Records from a data collection
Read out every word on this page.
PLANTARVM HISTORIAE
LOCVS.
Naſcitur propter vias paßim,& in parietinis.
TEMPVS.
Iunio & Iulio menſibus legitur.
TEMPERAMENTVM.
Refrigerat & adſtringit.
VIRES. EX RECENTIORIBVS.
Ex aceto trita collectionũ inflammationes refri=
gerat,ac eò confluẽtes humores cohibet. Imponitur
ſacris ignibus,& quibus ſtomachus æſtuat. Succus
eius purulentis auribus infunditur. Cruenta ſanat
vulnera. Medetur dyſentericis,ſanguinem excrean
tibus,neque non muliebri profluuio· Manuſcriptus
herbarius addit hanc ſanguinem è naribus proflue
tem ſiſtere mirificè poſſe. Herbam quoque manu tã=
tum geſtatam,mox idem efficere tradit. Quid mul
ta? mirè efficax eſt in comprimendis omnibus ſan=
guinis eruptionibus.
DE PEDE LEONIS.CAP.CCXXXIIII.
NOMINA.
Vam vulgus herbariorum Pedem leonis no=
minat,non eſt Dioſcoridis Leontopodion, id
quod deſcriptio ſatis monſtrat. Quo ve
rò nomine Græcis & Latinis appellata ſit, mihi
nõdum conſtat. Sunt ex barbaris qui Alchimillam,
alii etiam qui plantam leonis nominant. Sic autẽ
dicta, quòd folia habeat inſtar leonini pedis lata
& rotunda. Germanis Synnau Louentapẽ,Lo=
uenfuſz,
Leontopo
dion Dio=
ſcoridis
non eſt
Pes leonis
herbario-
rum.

* * *

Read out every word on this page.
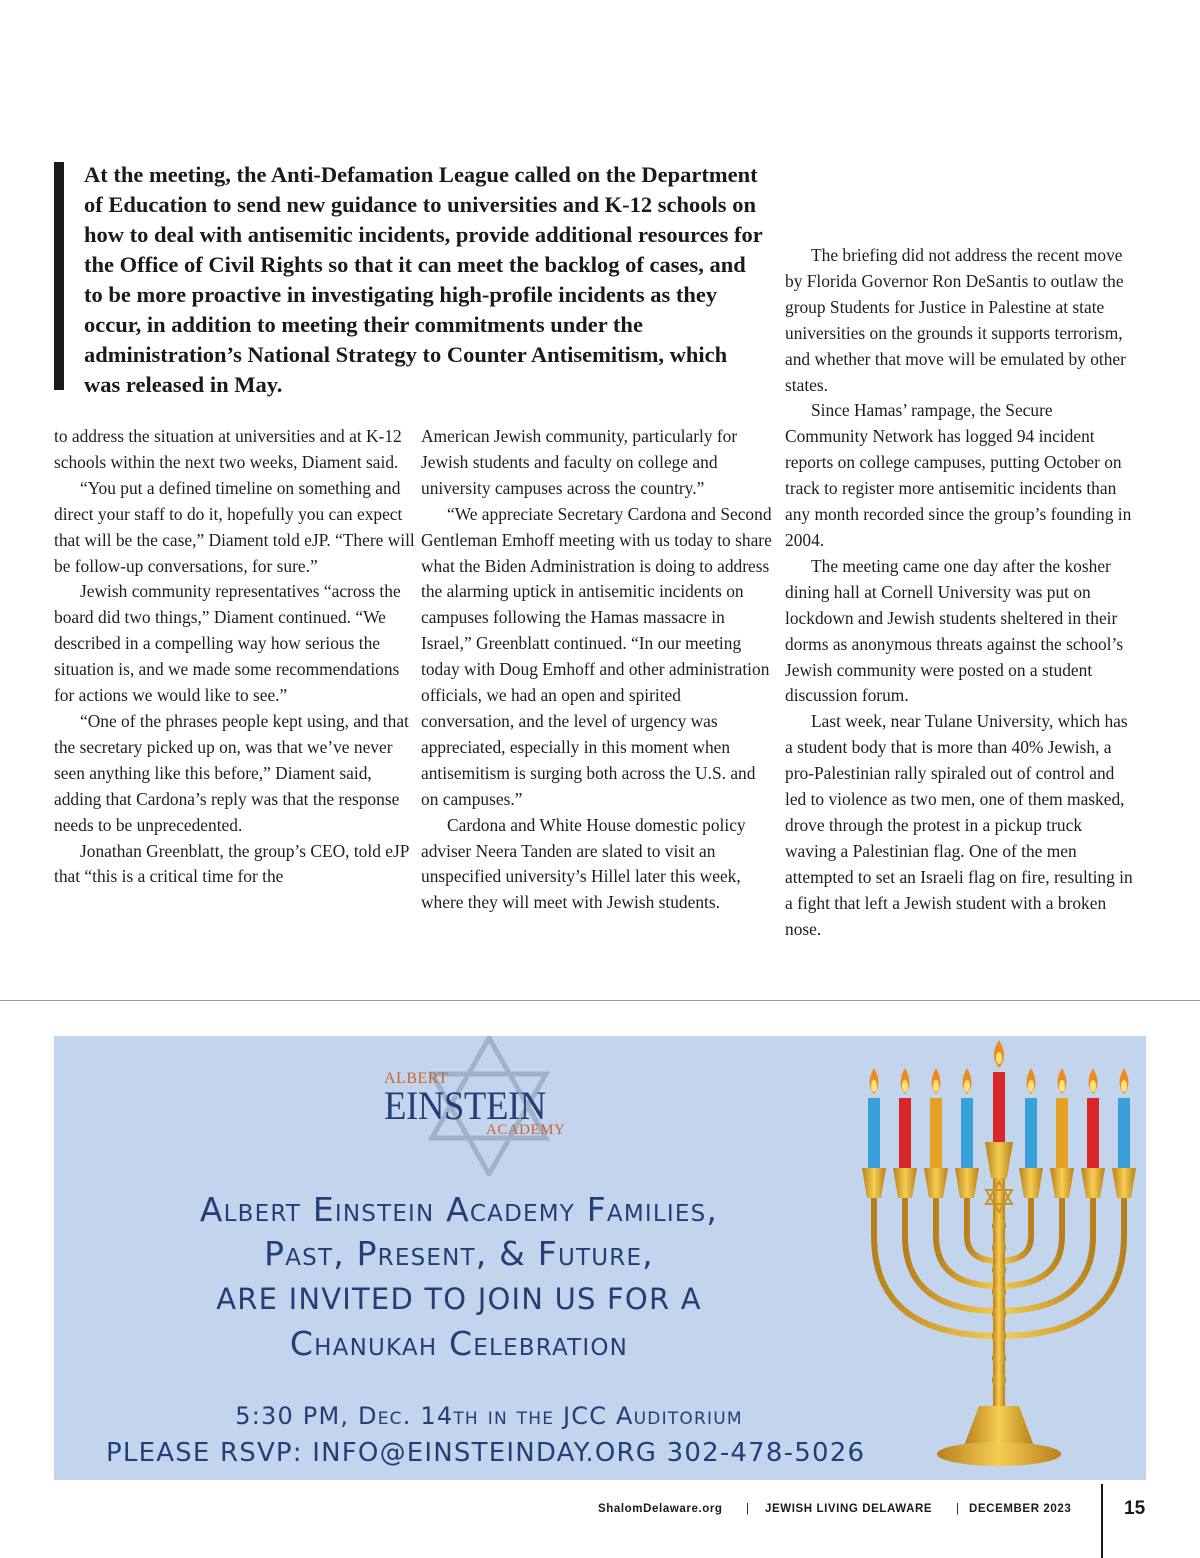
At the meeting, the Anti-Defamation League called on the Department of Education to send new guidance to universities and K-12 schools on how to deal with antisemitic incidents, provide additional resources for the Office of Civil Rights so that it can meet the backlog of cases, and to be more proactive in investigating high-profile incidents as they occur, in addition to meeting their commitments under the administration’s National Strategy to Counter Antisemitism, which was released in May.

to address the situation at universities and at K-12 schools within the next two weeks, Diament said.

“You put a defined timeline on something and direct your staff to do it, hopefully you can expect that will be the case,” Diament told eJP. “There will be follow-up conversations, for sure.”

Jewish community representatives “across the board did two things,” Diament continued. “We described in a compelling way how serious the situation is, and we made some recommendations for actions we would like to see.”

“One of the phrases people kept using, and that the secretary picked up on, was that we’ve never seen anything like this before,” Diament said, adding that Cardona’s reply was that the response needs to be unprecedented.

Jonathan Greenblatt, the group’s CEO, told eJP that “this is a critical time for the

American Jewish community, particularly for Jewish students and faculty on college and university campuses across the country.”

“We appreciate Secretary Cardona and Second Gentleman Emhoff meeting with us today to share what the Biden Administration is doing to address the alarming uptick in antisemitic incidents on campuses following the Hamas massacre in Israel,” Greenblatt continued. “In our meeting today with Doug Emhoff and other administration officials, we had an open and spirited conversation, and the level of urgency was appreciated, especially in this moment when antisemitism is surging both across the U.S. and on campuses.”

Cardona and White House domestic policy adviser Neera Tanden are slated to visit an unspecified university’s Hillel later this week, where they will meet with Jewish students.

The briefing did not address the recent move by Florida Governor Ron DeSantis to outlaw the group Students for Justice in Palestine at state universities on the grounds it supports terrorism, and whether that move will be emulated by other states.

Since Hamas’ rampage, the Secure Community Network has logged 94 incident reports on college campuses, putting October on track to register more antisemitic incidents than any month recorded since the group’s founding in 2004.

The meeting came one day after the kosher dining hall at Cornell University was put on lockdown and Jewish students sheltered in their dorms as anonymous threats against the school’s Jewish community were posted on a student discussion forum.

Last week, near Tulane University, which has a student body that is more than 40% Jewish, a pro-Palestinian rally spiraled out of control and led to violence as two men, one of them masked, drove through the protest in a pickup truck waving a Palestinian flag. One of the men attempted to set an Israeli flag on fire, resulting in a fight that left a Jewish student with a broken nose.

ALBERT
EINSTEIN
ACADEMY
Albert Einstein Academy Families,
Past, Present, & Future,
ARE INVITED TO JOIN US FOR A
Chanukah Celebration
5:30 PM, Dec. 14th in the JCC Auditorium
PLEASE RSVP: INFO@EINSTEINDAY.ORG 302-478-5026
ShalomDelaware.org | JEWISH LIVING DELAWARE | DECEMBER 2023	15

---

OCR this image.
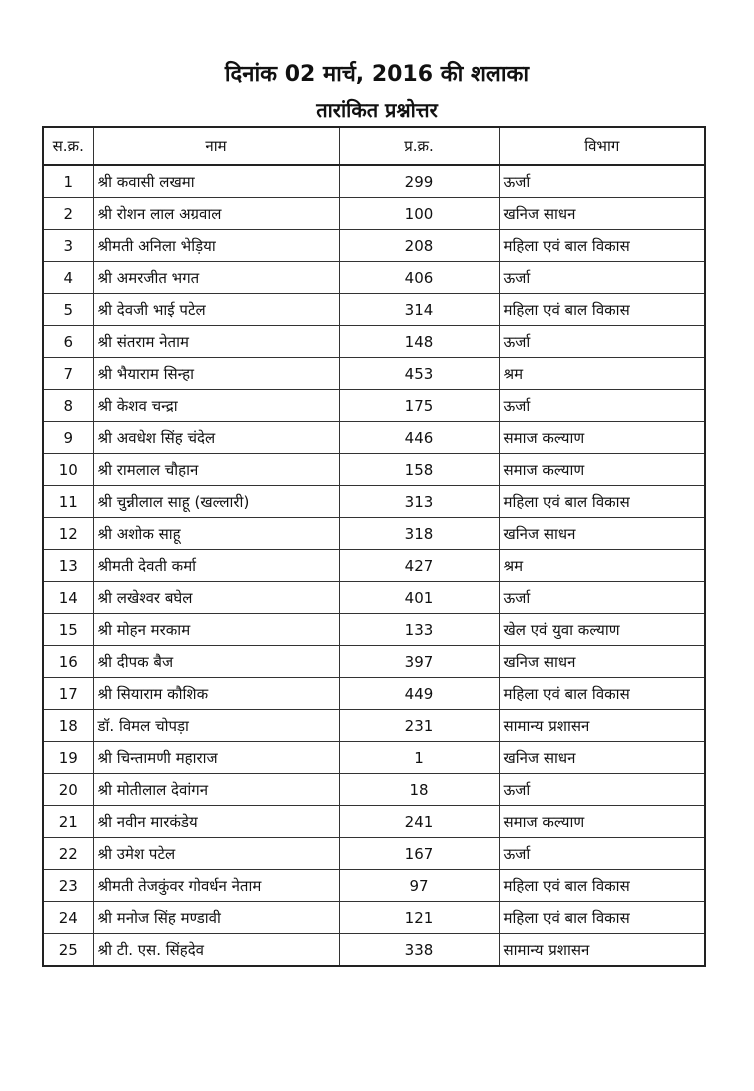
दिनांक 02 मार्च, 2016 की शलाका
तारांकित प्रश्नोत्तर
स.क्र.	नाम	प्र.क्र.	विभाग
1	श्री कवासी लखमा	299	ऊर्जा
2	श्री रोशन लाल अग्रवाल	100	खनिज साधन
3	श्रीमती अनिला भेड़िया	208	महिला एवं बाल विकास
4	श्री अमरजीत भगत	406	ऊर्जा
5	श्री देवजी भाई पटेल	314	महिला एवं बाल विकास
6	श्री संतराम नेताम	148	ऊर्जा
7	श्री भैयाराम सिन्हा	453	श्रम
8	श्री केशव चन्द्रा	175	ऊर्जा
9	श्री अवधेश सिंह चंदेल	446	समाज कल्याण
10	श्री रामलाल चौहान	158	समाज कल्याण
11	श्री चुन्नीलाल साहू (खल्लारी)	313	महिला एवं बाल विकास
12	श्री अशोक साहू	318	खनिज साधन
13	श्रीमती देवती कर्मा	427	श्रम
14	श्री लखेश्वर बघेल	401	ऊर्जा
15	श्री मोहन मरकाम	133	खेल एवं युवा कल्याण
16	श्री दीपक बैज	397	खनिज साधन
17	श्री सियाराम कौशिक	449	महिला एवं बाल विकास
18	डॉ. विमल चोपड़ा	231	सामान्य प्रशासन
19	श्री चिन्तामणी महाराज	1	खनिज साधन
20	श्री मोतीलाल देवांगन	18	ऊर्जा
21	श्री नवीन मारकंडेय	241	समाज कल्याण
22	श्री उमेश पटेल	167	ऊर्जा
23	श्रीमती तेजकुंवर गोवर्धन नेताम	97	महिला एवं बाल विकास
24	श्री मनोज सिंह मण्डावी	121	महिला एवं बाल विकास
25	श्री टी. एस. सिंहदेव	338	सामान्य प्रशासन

## [THE PROBLEM]
Report how many lines of the listing hold the string "that", giving only the number.

## [WRITTEN SOLUTION]
6